§ **Given data**
◇ ◇ ◇
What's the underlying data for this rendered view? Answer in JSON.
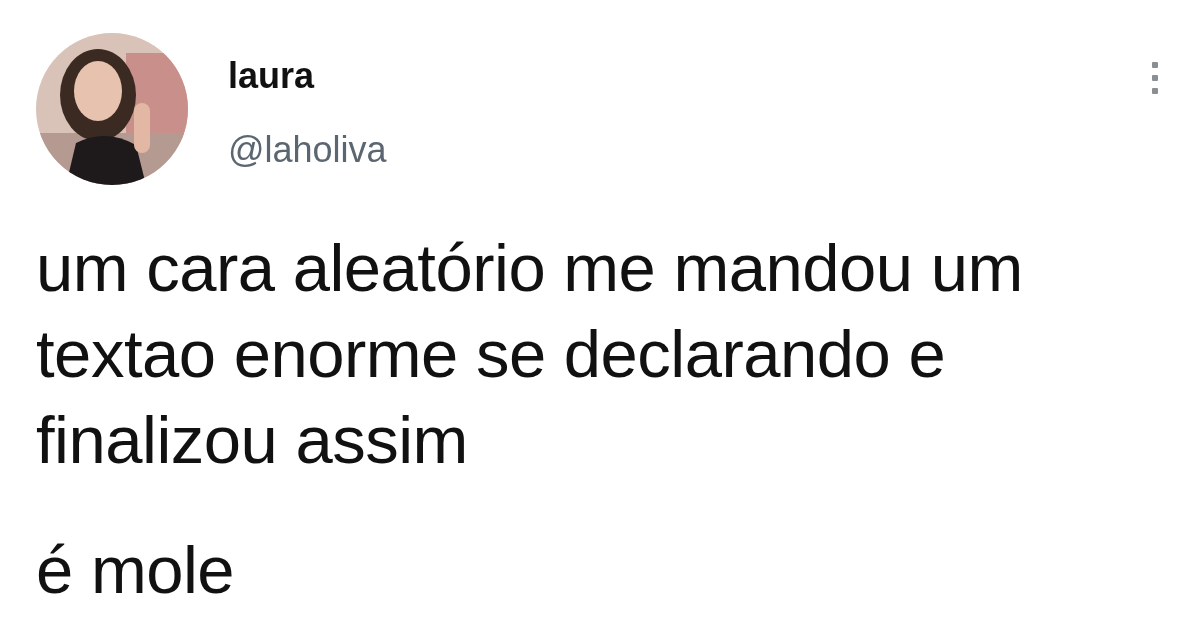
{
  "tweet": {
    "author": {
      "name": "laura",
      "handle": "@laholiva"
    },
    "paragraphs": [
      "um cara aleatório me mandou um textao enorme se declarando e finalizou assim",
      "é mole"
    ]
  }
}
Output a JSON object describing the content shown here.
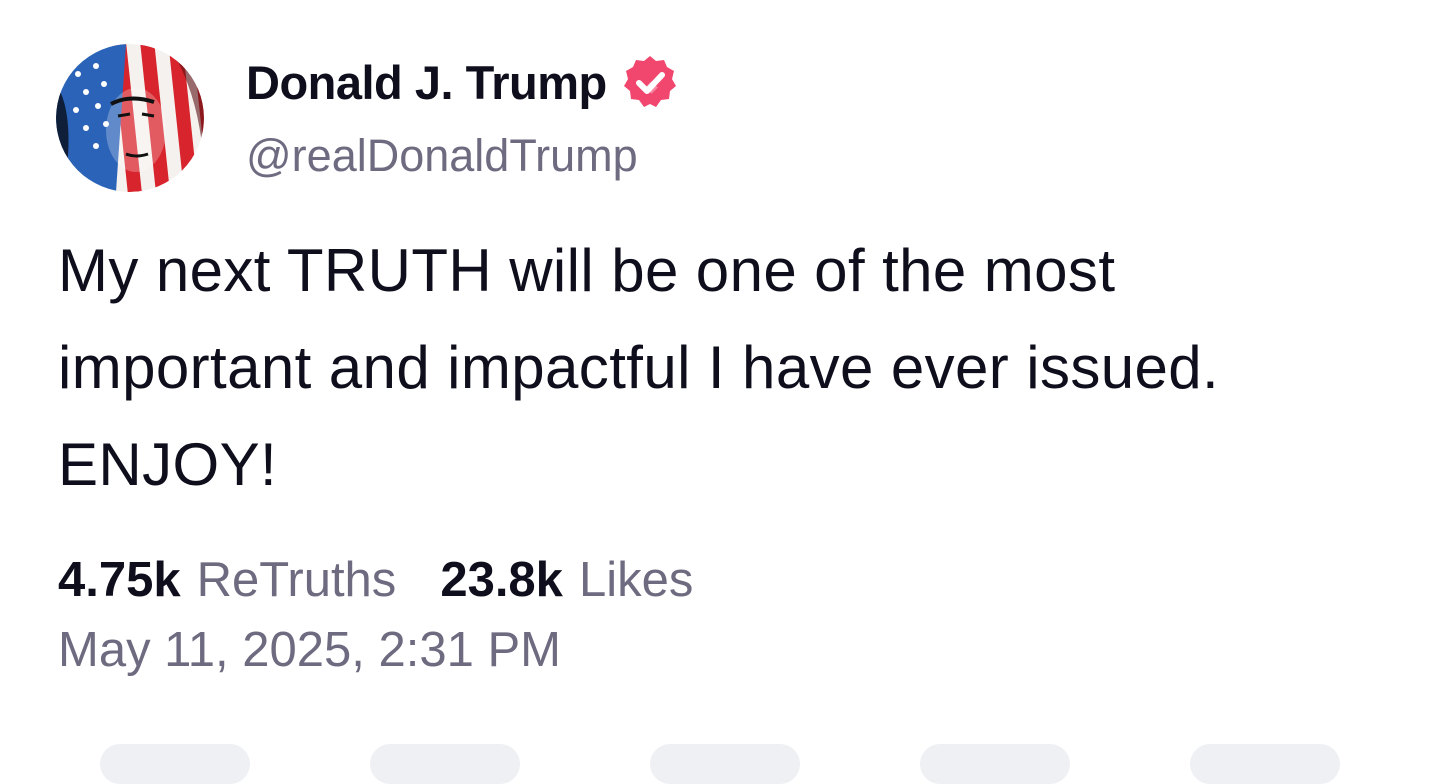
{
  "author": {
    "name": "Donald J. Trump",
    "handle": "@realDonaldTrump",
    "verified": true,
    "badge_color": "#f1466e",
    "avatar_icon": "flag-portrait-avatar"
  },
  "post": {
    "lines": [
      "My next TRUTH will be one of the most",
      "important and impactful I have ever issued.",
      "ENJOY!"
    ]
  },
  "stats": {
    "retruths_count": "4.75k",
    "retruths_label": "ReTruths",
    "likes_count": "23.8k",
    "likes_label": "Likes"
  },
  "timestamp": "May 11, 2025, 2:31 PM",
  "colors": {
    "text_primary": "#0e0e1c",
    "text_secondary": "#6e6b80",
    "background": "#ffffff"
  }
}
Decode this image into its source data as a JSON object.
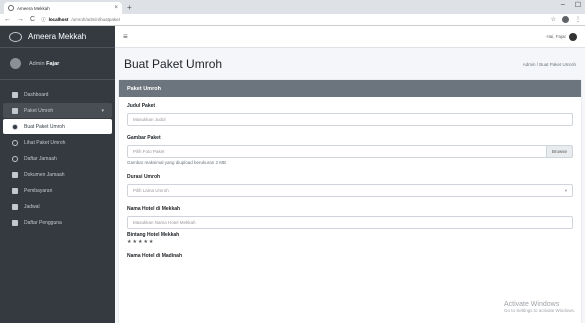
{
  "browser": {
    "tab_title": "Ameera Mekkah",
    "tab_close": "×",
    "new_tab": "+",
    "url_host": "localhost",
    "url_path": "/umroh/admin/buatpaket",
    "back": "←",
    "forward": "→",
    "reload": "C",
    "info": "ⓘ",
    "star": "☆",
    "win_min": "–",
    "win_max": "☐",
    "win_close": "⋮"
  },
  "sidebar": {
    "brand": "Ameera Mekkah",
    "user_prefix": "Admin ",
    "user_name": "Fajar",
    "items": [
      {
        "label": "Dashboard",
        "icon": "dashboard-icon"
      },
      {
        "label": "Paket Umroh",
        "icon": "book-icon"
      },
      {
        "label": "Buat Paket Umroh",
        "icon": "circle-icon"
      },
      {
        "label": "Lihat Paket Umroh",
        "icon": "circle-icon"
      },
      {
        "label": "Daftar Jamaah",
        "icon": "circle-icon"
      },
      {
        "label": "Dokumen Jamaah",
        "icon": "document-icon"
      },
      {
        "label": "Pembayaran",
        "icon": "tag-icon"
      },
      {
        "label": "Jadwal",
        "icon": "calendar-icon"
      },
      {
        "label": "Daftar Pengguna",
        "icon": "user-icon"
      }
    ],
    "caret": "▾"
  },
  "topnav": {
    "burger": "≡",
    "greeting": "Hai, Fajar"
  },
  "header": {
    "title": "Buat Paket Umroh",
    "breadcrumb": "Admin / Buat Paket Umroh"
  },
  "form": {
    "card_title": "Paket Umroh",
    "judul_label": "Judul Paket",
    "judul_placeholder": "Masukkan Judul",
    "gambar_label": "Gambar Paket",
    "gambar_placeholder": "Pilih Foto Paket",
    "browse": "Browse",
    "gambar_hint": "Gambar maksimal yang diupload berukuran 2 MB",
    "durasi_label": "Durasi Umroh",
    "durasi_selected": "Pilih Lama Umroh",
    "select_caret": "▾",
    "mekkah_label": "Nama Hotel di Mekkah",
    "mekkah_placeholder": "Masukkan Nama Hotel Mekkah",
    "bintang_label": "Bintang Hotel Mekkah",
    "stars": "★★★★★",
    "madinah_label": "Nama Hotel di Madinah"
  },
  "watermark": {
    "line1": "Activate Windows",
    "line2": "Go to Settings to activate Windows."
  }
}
◇ ◇ ◇
§ **Exercise**
Repeat the entries exactly and keep the pictures out of the copy.

§ **Response to this task**
What's the underlying data for this rendered view? Answer in JSON.
{
  "tweet": {
    "author": {
      "name": "laura",
      "handle": "@laholiva"
    },
    "paragraphs": [
      "um cara aleatório me mandou um textao enorme se declarando e finalizou assim",
      "é mole"
    ]
  }
}
Output a JSON object describing the content shown here.
{
  "author": {
    "name": "Donald J. Trump",
    "handle": "@realDonaldTrump",
    "verified": true,
    "badge_color": "#f1466e",
    "avatar_icon": "flag-portrait-avatar"
  },
  "post": {
    "lines": [
      "My next TRUTH will be one of the most",
      "important and impactful I have ever issued.",
      "ENJOY!"
    ]
  },
  "stats": {
    "retruths_count": "4.75k",
    "retruths_label": "ReTruths",
    "likes_count": "23.8k",
    "likes_label": "Likes"
  },
  "timestamp": "May 11, 2025, 2:31 PM",
  "colors": {
    "text_primary": "#0e0e1c",
    "text_secondary": "#6e6b80",
    "background": "#ffffff"
  }
}
Decode this image into its source data as a JSON object.
{
  "browser": {
    "tab_title": "Ameera Mekkah",
    "tab_close": "×",
    "new_tab": "+",
    "url_host": "localhost",
    "url_path": "/umroh/admin/buatpaket",
    "back": "←",
    "forward": "→",
    "reload": "C",
    "info": "ⓘ",
    "star": "☆",
    "win_min": "–",
    "win_max": "☐",
    "win_close": "⋮"
  },
  "sidebar": {
    "brand": "Ameera Mekkah",
    "user_prefix": "Admin ",
    "user_name": "Fajar",
    "items": [
      {
        "label": "Dashboard",
        "icon": "dashboard-icon"
      },
      {
        "label": "Paket Umroh",
        "icon": "book-icon"
      },
      {
        "label": "Buat Paket Umroh",
        "icon": "circle-icon"
      },
      {
        "label": "Lihat Paket Umroh",
        "icon": "circle-icon"
      },
      {
        "label": "Daftar Jamaah",
        "icon": "circle-icon"
      },
      {
        "label": "Dokumen Jamaah",
        "icon": "document-icon"
      },
      {
        "label": "Pembayaran",
        "icon": "tag-icon"
      },
      {
        "label": "Jadwal",
        "icon": "calendar-icon"
      },
      {
        "label": "Daftar Pengguna",
        "icon": "user-icon"
      }
    ],
    "caret": "▾"
  },
  "topnav": {
    "burger": "≡",
    "greeting": "Hai, Fajar"
  },
  "header": {
    "title": "Buat Paket Umroh",
    "breadcrumb": "Admin / Buat Paket Umroh"
  },
  "form": {
    "card_title": "Paket Umroh",
    "judul_label": "Judul Paket",
    "judul_placeholder": "Masukkan Judul",
    "gambar_label": "Gambar Paket",
    "gambar_placeholder": "Pilih Foto Paket",
    "browse": "Browse",
    "gambar_hint": "Gambar maksimal yang diupload berukuran 2 MB",
    "durasi_label": "Durasi Umroh",
    "durasi_selected": "Pilih Lama Umroh",
    "select_caret": "▾",
    "mekkah_label": "Nama Hotel di Mekkah",
    "mekkah_placeholder": "Masukkan Nama Hotel Mekkah",
    "bintang_label": "Bintang Hotel Mekkah",
    "stars": "★★★★★",
    "madinah_label": "Nama Hotel di Madinah"
  },
  "watermark": {
    "line1": "Activate Windows",
    "line2": "Go to Settings to activate Windows."
  }
}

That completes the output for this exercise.